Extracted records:

★ ★ ★ ★

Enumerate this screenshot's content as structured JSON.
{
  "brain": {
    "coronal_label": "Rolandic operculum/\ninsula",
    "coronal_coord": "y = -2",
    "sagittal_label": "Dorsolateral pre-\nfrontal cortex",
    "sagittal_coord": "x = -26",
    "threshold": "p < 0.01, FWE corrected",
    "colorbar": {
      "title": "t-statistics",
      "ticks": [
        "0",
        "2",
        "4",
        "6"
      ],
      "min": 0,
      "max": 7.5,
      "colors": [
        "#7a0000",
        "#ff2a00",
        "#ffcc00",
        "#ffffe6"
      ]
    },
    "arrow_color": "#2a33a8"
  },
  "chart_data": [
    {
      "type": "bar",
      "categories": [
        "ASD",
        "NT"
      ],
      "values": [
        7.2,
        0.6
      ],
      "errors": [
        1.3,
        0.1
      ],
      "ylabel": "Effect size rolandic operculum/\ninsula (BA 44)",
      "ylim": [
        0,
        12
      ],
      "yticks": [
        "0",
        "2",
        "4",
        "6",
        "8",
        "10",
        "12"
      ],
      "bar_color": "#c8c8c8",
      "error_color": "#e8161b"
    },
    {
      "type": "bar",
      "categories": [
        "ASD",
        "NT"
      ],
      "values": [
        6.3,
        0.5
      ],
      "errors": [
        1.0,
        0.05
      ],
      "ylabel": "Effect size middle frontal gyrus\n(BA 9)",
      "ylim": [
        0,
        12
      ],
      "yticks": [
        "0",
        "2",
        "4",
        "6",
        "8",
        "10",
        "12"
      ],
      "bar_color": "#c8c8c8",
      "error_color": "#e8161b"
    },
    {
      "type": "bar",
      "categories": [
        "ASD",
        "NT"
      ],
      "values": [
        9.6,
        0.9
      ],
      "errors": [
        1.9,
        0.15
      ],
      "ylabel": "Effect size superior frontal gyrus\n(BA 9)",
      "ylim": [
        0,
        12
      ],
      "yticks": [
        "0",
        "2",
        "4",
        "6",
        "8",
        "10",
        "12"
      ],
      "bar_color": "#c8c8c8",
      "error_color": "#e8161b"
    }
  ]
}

★ ★ ★ ★

- **Task to complete**
Filter the listing above for the string "operculum" and copy every matching line.

- **Written answer**
    "coronal_label": "Rolandic operculum/\ninsula",
      "ylabel": "Effect size rolandic operculum/\ninsula (BA 44)",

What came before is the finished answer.